### EXCERPTED RECORDS
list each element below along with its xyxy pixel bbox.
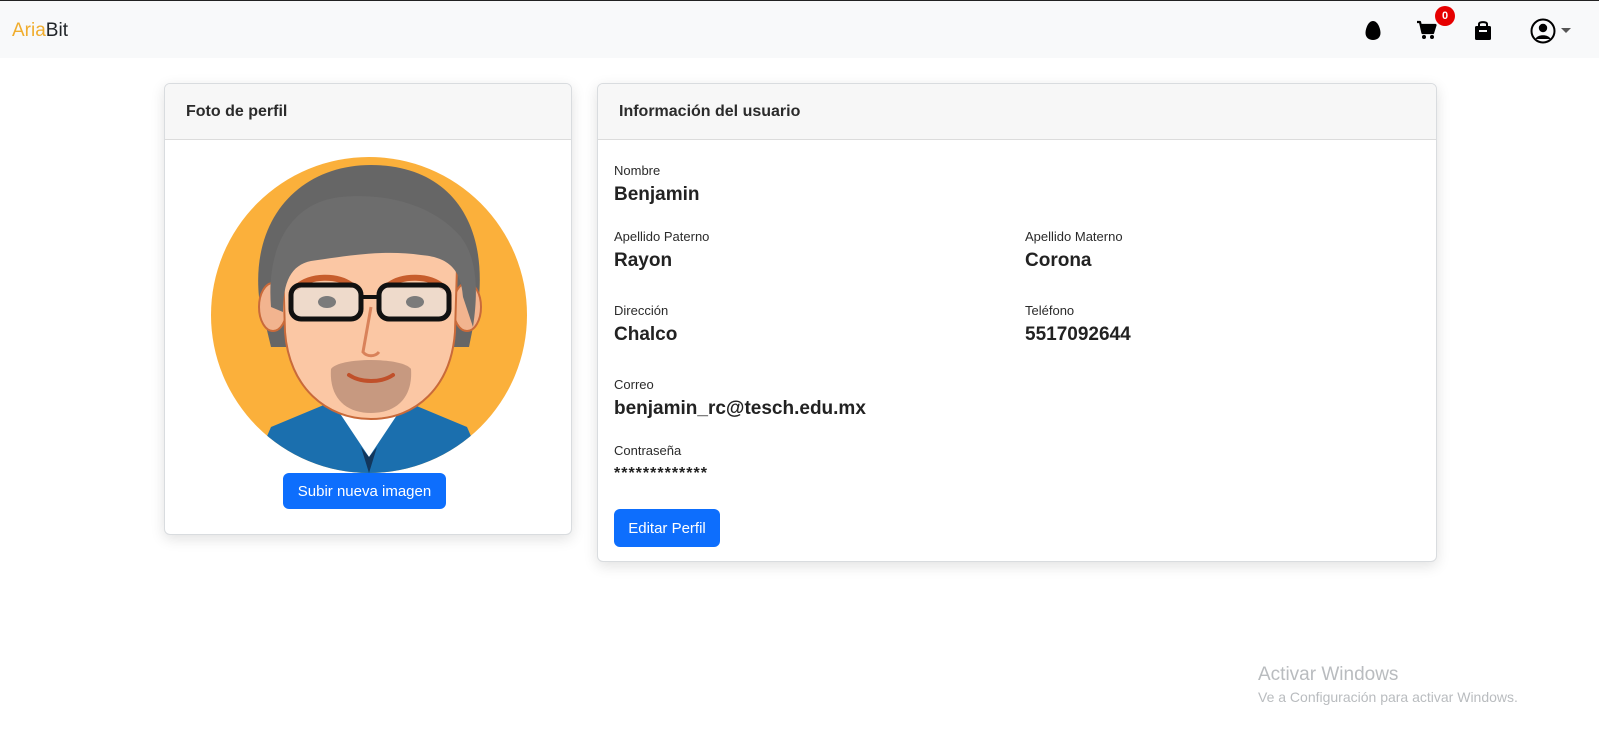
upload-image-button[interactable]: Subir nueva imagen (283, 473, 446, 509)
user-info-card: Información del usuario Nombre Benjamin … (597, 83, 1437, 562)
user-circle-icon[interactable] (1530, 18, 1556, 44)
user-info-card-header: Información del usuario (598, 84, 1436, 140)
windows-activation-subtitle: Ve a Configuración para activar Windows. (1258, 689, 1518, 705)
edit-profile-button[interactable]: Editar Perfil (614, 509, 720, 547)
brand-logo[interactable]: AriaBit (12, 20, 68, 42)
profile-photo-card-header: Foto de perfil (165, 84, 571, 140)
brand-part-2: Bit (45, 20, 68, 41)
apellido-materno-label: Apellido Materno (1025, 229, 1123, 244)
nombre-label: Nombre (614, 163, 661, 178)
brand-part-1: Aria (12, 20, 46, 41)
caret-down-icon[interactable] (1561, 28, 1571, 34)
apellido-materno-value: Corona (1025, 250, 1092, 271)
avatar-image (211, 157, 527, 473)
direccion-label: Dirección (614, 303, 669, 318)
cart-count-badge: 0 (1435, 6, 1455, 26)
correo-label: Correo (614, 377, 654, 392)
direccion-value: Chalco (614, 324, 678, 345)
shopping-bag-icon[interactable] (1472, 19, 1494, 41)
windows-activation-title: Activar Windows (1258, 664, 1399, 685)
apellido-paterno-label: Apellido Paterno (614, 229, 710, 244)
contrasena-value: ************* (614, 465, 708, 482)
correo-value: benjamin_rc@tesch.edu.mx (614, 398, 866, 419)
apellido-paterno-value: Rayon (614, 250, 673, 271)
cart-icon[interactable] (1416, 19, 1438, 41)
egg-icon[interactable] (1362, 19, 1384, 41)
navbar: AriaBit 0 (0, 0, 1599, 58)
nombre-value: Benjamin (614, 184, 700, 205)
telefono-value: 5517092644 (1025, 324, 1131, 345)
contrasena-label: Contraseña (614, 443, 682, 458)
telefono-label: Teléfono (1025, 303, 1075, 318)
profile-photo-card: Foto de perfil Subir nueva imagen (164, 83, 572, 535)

### DIRECTIONS FOR THIS TASK
Please copy every line of the records above exactly, leaving out the pictures.

### TASK RESULT
list each element below along with its xyxy pixel bbox.
upload-image-button[interactable]: Subir nueva imagen (283, 473, 446, 509)
user-info-card: Información del usuario Nombre Benjamin … (597, 83, 1437, 562)
user-circle-icon[interactable] (1530, 18, 1556, 44)
user-info-card-header: Información del usuario (598, 84, 1436, 140)
windows-activation-subtitle: Ve a Configuración para activar Windows. (1258, 689, 1518, 705)
edit-profile-button[interactable]: Editar Perfil (614, 509, 720, 547)
brand-logo[interactable]: AriaBit (12, 20, 68, 42)
profile-photo-card-header: Foto de perfil (165, 84, 571, 140)
brand-part-2: Bit (45, 20, 68, 41)
apellido-materno-label: Apellido Materno (1025, 229, 1123, 244)
nombre-label: Nombre (614, 163, 661, 178)
brand-part-1: Aria (12, 20, 46, 41)
caret-down-icon[interactable] (1561, 28, 1571, 34)
apellido-materno-value: Corona (1025, 250, 1092, 271)
avatar-image (211, 157, 527, 473)
direccion-label: Dirección (614, 303, 669, 318)
cart-count-badge: 0 (1435, 6, 1455, 26)
correo-label: Correo (614, 377, 654, 392)
direccion-value: Chalco (614, 324, 678, 345)
shopping-bag-icon[interactable] (1472, 19, 1494, 41)
windows-activation-title: Activar Windows (1258, 664, 1399, 685)
apellido-paterno-label: Apellido Paterno (614, 229, 710, 244)
contrasena-value: ************* (614, 465, 708, 482)
correo-value: benjamin_rc@tesch.edu.mx (614, 398, 866, 419)
apellido-paterno-value: Rayon (614, 250, 673, 271)
cart-icon[interactable] (1416, 19, 1438, 41)
egg-icon[interactable] (1362, 19, 1384, 41)
navbar: AriaBit 0 (0, 0, 1599, 58)
nombre-value: Benjamin (614, 184, 700, 205)
telefono-value: 5517092644 (1025, 324, 1131, 345)
contrasena-label: Contraseña (614, 443, 682, 458)
telefono-label: Teléfono (1025, 303, 1075, 318)
profile-photo-card: Foto de perfil Subir nueva imagen (164, 83, 572, 535)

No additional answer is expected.